What is being asked:
Pick every line from the data that holds the word "omáčka".
=-=-=
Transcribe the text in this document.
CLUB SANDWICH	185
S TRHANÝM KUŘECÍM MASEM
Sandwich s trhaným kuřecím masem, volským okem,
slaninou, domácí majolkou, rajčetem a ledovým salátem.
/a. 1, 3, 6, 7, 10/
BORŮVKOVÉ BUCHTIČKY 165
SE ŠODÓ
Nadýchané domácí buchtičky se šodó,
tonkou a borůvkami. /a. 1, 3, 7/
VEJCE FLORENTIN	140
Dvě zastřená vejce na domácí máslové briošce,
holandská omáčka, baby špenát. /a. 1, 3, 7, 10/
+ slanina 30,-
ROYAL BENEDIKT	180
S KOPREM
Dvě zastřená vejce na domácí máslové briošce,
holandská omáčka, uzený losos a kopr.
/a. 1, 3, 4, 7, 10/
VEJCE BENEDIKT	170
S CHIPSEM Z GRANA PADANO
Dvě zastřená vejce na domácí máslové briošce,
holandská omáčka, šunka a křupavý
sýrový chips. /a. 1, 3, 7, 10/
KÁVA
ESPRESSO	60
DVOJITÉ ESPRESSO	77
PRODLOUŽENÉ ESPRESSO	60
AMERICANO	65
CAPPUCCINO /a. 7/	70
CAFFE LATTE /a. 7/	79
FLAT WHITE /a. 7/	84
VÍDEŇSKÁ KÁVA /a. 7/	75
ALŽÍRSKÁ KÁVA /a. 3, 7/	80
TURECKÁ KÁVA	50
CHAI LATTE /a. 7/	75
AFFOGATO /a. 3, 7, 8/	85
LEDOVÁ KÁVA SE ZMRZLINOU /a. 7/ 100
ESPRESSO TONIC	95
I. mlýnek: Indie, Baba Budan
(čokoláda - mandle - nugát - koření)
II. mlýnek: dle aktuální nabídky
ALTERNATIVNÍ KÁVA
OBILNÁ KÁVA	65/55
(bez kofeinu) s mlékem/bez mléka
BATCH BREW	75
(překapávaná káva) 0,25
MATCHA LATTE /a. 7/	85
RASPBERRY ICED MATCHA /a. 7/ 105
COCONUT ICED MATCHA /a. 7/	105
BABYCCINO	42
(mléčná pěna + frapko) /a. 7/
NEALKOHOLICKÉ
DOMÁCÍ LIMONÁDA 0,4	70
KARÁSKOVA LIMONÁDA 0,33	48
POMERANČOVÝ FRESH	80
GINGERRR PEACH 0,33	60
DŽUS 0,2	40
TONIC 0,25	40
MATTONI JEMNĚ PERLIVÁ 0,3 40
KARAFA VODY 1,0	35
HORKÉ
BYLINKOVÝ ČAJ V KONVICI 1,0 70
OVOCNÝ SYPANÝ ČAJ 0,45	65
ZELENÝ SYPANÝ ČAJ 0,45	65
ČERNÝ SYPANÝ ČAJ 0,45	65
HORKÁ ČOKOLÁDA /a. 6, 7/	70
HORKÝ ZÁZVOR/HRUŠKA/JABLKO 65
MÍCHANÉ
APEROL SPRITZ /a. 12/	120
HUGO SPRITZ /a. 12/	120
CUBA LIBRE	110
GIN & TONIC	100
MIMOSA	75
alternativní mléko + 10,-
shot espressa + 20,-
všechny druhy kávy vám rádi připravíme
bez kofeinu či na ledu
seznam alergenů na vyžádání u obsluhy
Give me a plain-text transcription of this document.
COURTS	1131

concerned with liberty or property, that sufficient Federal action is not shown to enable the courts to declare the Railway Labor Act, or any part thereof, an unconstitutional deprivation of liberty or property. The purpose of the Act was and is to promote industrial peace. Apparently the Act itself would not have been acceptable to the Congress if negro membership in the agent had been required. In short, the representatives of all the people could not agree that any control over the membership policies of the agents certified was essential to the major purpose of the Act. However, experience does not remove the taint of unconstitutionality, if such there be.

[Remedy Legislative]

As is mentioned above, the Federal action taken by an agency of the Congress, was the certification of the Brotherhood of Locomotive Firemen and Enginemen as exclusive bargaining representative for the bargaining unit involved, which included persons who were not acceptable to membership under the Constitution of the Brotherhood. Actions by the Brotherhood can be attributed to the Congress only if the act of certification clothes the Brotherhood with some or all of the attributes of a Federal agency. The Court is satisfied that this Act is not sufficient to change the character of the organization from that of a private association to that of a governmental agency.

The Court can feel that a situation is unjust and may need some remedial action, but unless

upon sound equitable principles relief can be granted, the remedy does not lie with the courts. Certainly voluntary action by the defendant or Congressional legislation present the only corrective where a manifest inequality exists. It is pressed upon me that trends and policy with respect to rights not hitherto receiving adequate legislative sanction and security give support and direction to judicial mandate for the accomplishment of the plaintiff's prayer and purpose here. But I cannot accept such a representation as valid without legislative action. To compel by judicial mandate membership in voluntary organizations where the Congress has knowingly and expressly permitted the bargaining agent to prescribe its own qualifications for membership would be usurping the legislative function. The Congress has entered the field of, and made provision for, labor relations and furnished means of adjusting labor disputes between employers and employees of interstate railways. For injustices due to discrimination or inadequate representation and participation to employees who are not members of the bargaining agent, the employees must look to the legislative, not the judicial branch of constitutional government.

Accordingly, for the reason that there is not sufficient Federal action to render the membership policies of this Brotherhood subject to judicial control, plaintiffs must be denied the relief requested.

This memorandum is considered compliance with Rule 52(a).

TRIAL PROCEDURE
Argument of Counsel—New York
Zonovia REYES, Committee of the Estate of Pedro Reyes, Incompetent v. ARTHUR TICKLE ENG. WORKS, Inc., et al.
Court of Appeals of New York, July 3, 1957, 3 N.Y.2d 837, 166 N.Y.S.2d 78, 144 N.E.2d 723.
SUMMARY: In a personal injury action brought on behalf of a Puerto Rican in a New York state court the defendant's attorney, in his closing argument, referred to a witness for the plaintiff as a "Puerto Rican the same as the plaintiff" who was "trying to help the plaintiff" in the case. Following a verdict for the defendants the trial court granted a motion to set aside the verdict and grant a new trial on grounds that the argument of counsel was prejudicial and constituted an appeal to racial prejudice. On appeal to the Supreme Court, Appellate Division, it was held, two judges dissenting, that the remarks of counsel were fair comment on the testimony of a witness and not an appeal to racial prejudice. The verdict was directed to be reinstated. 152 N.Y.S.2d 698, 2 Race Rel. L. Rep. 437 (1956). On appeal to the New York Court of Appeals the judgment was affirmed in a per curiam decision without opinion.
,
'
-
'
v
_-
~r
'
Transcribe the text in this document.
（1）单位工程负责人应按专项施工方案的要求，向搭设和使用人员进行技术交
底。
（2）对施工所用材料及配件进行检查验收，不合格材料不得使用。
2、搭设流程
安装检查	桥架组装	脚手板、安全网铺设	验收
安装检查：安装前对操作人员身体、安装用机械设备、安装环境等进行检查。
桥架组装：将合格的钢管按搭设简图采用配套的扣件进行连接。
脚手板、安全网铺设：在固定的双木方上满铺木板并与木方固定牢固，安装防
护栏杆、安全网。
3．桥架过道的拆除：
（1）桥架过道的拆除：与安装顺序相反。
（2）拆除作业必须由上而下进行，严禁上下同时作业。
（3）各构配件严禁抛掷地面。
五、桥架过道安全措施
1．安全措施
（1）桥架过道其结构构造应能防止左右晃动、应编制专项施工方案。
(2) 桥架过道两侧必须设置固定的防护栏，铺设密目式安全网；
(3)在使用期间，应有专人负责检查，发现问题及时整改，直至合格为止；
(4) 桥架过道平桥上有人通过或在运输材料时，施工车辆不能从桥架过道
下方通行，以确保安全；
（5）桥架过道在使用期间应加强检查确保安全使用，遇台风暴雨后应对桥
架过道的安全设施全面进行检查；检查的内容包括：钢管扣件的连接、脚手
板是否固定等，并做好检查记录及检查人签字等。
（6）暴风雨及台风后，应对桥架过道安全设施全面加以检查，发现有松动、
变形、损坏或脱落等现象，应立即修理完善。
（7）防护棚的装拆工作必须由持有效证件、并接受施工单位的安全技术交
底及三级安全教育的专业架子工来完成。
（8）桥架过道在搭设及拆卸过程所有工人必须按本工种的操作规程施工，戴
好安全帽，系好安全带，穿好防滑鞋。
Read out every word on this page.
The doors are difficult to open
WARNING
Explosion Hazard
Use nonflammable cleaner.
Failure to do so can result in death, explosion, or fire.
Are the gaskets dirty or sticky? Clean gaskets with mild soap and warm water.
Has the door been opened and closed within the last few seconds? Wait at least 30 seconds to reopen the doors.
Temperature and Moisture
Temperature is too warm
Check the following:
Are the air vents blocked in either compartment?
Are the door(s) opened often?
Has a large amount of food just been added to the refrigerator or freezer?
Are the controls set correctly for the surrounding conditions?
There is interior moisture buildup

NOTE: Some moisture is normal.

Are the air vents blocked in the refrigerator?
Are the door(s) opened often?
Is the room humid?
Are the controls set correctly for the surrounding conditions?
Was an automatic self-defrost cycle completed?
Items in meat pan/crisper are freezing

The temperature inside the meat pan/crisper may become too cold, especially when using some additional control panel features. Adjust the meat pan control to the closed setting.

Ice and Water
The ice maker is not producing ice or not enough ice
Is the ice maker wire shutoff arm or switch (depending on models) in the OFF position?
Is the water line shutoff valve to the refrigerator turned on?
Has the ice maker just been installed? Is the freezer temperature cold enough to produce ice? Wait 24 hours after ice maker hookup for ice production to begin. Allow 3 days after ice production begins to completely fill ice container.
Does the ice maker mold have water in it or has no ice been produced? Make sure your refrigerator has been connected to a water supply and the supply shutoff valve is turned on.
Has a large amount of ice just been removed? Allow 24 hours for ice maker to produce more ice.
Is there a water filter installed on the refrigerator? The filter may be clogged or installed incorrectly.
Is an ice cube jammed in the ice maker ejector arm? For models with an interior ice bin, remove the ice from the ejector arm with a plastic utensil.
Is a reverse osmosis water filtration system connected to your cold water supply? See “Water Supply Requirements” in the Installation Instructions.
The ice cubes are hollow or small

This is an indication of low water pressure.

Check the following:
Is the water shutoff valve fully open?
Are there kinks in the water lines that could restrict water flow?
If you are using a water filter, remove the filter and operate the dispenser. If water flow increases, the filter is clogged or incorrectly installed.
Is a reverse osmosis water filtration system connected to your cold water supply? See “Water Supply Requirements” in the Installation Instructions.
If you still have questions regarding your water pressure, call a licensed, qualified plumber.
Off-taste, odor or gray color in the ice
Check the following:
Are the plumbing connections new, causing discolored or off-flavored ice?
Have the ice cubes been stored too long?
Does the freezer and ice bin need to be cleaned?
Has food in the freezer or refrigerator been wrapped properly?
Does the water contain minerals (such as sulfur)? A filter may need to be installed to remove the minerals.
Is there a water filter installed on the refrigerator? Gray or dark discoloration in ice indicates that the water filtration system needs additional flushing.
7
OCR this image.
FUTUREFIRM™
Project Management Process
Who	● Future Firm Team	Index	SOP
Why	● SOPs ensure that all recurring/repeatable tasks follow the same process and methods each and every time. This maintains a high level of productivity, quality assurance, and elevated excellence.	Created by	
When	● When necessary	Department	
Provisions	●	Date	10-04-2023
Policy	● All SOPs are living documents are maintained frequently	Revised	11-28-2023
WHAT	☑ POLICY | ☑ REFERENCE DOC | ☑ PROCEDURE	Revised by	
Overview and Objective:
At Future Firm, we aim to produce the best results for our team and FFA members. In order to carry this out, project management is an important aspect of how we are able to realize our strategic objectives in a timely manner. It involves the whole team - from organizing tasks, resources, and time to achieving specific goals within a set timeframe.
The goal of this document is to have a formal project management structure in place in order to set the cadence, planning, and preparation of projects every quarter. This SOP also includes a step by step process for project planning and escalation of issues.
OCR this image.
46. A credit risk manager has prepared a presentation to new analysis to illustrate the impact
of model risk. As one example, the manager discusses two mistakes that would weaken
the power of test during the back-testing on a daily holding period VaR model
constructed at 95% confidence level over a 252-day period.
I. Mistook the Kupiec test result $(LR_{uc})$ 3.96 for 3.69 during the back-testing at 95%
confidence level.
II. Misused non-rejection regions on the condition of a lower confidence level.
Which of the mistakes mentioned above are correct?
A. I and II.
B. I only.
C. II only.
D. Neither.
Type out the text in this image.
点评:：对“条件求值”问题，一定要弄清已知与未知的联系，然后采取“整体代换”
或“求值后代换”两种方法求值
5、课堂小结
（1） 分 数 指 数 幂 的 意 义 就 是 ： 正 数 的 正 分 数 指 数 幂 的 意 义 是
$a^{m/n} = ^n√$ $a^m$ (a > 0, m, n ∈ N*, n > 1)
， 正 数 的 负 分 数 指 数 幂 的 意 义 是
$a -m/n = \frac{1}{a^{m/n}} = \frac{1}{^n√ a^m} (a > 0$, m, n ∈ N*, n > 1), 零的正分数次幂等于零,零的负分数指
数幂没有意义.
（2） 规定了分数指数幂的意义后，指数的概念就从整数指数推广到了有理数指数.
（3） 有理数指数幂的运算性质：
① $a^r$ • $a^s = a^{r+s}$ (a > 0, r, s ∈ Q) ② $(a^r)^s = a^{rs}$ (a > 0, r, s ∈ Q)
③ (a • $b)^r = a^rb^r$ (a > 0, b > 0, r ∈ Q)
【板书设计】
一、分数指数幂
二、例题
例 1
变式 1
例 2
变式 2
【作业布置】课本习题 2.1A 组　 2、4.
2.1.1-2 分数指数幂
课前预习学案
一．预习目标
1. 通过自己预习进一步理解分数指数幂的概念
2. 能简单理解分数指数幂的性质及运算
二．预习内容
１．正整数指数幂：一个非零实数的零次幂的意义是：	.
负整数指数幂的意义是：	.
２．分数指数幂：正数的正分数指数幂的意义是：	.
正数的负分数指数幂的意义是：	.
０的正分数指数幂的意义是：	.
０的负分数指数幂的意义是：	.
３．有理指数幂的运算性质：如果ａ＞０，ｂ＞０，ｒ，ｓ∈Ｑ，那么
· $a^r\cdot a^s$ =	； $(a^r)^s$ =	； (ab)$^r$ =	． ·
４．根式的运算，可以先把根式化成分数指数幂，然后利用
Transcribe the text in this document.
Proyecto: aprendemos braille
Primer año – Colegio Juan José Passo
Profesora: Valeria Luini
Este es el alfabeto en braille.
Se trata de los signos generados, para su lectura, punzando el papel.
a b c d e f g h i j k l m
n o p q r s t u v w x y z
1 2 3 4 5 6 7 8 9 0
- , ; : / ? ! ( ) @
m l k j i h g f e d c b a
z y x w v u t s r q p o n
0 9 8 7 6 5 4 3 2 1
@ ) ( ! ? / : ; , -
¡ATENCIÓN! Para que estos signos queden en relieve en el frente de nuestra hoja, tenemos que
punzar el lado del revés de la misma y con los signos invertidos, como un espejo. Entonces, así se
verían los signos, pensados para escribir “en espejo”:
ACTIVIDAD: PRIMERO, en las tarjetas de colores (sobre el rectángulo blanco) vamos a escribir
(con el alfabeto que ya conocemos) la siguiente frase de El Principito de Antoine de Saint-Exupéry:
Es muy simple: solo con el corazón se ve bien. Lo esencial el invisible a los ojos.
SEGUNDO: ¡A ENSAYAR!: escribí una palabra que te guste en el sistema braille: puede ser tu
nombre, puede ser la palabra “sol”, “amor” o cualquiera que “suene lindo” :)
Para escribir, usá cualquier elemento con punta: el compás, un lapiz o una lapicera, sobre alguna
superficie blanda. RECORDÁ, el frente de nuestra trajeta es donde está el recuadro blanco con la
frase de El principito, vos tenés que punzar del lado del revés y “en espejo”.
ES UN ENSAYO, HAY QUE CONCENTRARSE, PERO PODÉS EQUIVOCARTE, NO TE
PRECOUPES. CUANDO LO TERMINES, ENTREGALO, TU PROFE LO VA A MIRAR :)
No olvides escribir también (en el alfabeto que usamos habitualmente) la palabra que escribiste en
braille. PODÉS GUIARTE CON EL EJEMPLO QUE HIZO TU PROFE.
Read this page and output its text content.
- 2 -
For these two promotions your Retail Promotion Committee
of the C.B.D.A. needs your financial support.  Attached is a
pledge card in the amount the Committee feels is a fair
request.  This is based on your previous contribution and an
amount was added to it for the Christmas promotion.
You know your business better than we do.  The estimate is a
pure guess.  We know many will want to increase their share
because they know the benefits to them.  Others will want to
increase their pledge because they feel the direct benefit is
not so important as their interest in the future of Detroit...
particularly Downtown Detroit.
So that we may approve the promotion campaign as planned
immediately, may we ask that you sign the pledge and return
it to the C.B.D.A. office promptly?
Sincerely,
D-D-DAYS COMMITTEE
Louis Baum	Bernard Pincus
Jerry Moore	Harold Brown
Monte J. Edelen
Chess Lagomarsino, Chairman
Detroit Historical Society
=-=-=
Final answer:
holandská omáčka, baby špenát. /a. 1, 3, 7, 10/
holandská omáčka, uzený losos a kopr.
holandská omáčka, šunka a křupavý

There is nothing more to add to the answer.